SET TASK -
Reproduce every line of the material below, but drop the pictures.

(Data entries)
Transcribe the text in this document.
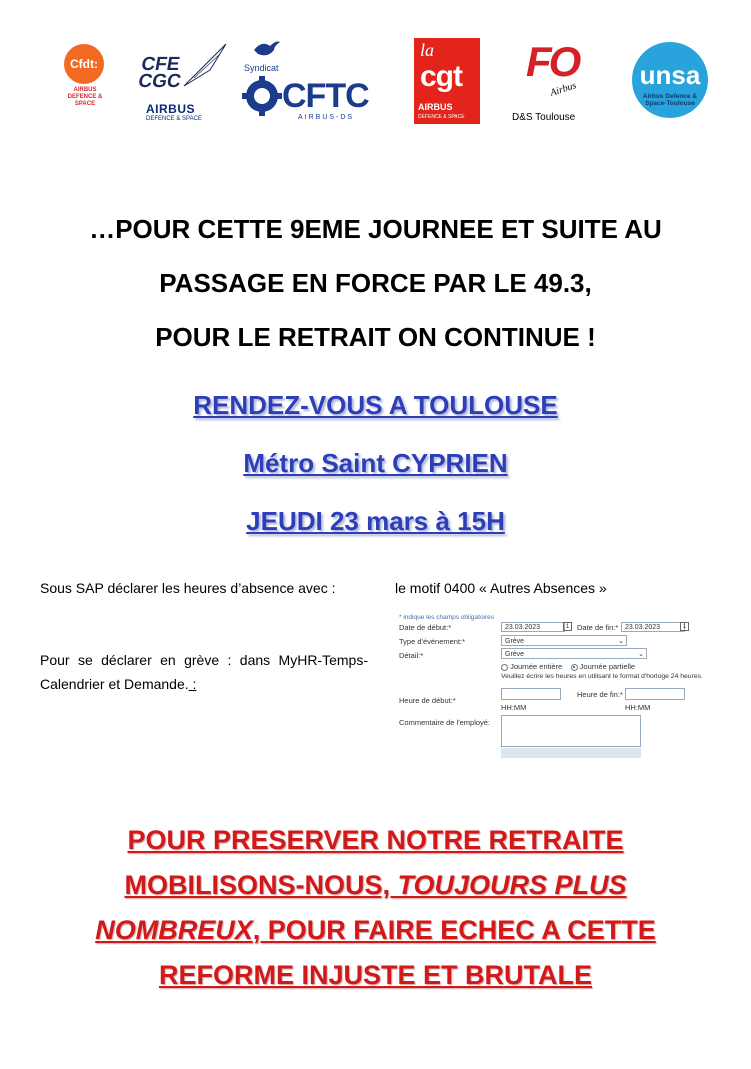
Cfdt:
AIRBUS DEFENCE & SPACE
CFE
CGC
AIRBUS
DEFENCE & SPACE
Syndicat
CFTC
AIRBUS-DS
la
cgt
AIRBUS
DEFENCE & SPACE
FO
Airbus
D&S Toulouse
unsa
Airbus Defence &
Space-Toulouse
…POUR CETTE 9EME JOURNEE ET SUITE AU
PASSAGE EN FORCE PAR LE 49.3,
POUR LE RETRAIT ON CONTINUE !
RENDEZ-VOUS A TOULOUSE
Métro Saint CYPRIEN
JEUDI 23 mars à 15H
Sous SAP déclarer les heures d’absence avec :	le motif 0400 « Autres Absences »
Pour se déclarer en grève : dans MyHR-Temps-Calendrier et Demande. :
* indique les champs obligatoires
Date de début:*	23.03.2023	1	Date de fin:* 23.03.2023	1
Type d'événement:*	Grève	⌄
Détail:*	Grève	⌄
Journée entière Journée partielle
Veuillez écrire les heures en utilisant le format d'horloge 24 heures.
Heure de début:*
HH:MM
Heure de fin:*
HH:MM
Commentaire de l'employé:
POUR PRESERVER NOTRE RETRAITE
MOBILISONS-NOUS, TOUJOURS PLUS
NOMBREUX, POUR FAIRE ECHEC A CETTE
REFORME INJUSTE ET BRUTALE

FULL OUTPUT -
Transcribe the text in this document.
Cfdt:
AIRBUS DEFENCE & SPACE
CFE
CGC
AIRBUS
DEFENCE & SPACE
Syndicat
CFTC
AIRBUS-DS
la
cgt
AIRBUS
DEFENCE & SPACE
FO
Airbus
D&S Toulouse
unsa
Airbus Defence &
Space-Toulouse
…POUR CETTE 9EME JOURNEE ET SUITE AU
PASSAGE EN FORCE PAR LE 49.3,
POUR LE RETRAIT ON CONTINUE !
RENDEZ-VOUS A TOULOUSE
Métro Saint CYPRIEN
JEUDI 23 mars à 15H
Sous SAP déclarer les heures d’absence avec :	le motif 0400 « Autres Absences »
Pour se déclarer en grève : dans MyHR-Temps-Calendrier et Demande. :
* indique les champs obligatoires
Date de début:*	23.03.2023	1	Date de fin:* 23.03.2023	1
Type d'événement:*	Grève	⌄
Détail:*	Grève	⌄
Journée entière Journée partielle
Veuillez écrire les heures en utilisant le format d'horloge 24 heures.
Heure de début:*
HH:MM
Heure de fin:*
HH:MM
Commentaire de l'employé:
POUR PRESERVER NOTRE RETRAITE
MOBILISONS-NOUS, TOUJOURS PLUS
NOMBREUX, POUR FAIRE ECHEC A CETTE
REFORME INJUSTE ET BRUTALE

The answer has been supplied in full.